------ ENTRIES SHOWN

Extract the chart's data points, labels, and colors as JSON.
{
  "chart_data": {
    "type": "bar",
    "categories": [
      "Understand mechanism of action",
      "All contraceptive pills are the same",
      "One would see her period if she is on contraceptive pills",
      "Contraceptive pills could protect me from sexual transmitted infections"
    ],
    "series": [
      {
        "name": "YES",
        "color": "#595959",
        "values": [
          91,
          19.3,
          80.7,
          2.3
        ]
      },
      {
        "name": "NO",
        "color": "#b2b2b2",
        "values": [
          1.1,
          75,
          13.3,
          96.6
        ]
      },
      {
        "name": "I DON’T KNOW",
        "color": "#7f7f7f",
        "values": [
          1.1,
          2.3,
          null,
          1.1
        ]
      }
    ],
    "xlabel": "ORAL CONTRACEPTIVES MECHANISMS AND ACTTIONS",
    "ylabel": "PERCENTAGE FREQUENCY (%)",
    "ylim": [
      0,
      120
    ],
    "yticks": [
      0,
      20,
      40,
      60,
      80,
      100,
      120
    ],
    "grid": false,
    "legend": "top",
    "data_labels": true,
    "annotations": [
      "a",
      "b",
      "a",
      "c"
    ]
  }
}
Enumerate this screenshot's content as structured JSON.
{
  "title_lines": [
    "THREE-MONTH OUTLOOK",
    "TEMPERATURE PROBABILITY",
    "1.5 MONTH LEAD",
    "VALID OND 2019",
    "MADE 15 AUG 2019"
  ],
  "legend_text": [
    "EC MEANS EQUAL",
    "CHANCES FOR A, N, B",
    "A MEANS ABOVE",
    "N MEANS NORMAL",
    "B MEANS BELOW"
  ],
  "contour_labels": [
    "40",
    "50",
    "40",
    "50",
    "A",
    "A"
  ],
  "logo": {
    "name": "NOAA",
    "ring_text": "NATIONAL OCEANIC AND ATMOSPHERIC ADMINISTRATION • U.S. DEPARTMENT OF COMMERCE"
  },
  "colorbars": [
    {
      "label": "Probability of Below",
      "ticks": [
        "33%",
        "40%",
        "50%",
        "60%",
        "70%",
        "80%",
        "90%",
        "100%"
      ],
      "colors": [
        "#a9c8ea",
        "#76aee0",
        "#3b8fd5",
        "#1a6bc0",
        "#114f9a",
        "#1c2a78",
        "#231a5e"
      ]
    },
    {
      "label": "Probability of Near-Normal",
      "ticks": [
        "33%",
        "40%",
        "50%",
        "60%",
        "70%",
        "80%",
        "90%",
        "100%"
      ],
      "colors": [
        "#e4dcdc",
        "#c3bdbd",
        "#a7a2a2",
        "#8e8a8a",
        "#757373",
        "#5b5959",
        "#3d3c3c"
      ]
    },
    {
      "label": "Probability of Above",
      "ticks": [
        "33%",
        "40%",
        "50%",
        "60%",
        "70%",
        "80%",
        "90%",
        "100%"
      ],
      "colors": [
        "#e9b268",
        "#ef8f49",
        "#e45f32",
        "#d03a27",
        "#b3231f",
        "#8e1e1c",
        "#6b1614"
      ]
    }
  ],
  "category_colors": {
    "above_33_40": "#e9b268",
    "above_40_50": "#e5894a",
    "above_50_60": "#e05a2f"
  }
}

------------

PROBLEM DETAILS: Repeat the records above exactly, leaving none out.

TASK OUTPUT:
Extract the chart's data points, labels, and colors as JSON.
{
  "chart_data": {
    "type": "bar",
    "categories": [
      "Understand mechanism of action",
      "All contraceptive pills are the same",
      "One would see her period if she is on contraceptive pills",
      "Contraceptive pills could protect me from sexual transmitted infections"
    ],
    "series": [
      {
        "name": "YES",
        "color": "#595959",
        "values": [
          91,
          19.3,
          80.7,
          2.3
        ]
      },
      {
        "name": "NO",
        "color": "#b2b2b2",
        "values": [
          1.1,
          75,
          13.3,
          96.6
        ]
      },
      {
        "name": "I DON’T KNOW",
        "color": "#7f7f7f",
        "values": [
          1.1,
          2.3,
          null,
          1.1
        ]
      }
    ],
    "xlabel": "ORAL CONTRACEPTIVES MECHANISMS AND ACTTIONS",
    "ylabel": "PERCENTAGE FREQUENCY (%)",
    "ylim": [
      0,
      120
    ],
    "yticks": [
      0,
      20,
      40,
      60,
      80,
      100,
      120
    ],
    "grid": false,
    "legend": "top",
    "data_labels": true,
    "annotations": [
      "a",
      "b",
      "a",
      "c"
    ]
  }
}
Enumerate this screenshot's content as structured JSON.
{
  "title_lines": [
    "THREE-MONTH OUTLOOK",
    "TEMPERATURE PROBABILITY",
    "1.5 MONTH LEAD",
    "VALID OND 2019",
    "MADE 15 AUG 2019"
  ],
  "legend_text": [
    "EC MEANS EQUAL",
    "CHANCES FOR A, N, B",
    "A MEANS ABOVE",
    "N MEANS NORMAL",
    "B MEANS BELOW"
  ],
  "contour_labels": [
    "40",
    "50",
    "40",
    "50",
    "A",
    "A"
  ],
  "logo": {
    "name": "NOAA",
    "ring_text": "NATIONAL OCEANIC AND ATMOSPHERIC ADMINISTRATION • U.S. DEPARTMENT OF COMMERCE"
  },
  "colorbars": [
    {
      "label": "Probability of Below",
      "ticks": [
        "33%",
        "40%",
        "50%",
        "60%",
        "70%",
        "80%",
        "90%",
        "100%"
      ],
      "colors": [
        "#a9c8ea",
        "#76aee0",
        "#3b8fd5",
        "#1a6bc0",
        "#114f9a",
        "#1c2a78",
        "#231a5e"
      ]
    },
    {
      "label": "Probability of Near-Normal",
      "ticks": [
        "33%",
        "40%",
        "50%",
        "60%",
        "70%",
        "80%",
        "90%",
        "100%"
      ],
      "colors": [
        "#e4dcdc",
        "#c3bdbd",
        "#a7a2a2",
        "#8e8a8a",
        "#757373",
        "#5b5959",
        "#3d3c3c"
      ]
    },
    {
      "label": "Probability of Above",
      "ticks": [
        "33%",
        "40%",
        "50%",
        "60%",
        "70%",
        "80%",
        "90%",
        "100%"
      ],
      "colors": [
        "#e9b268",
        "#ef8f49",
        "#e45f32",
        "#d03a27",
        "#b3231f",
        "#8e1e1c",
        "#6b1614"
      ]
    }
  ],
  "category_colors": {
    "above_33_40": "#e9b268",
    "above_40_50": "#e5894a",
    "above_50_60": "#e05a2f"
  }
}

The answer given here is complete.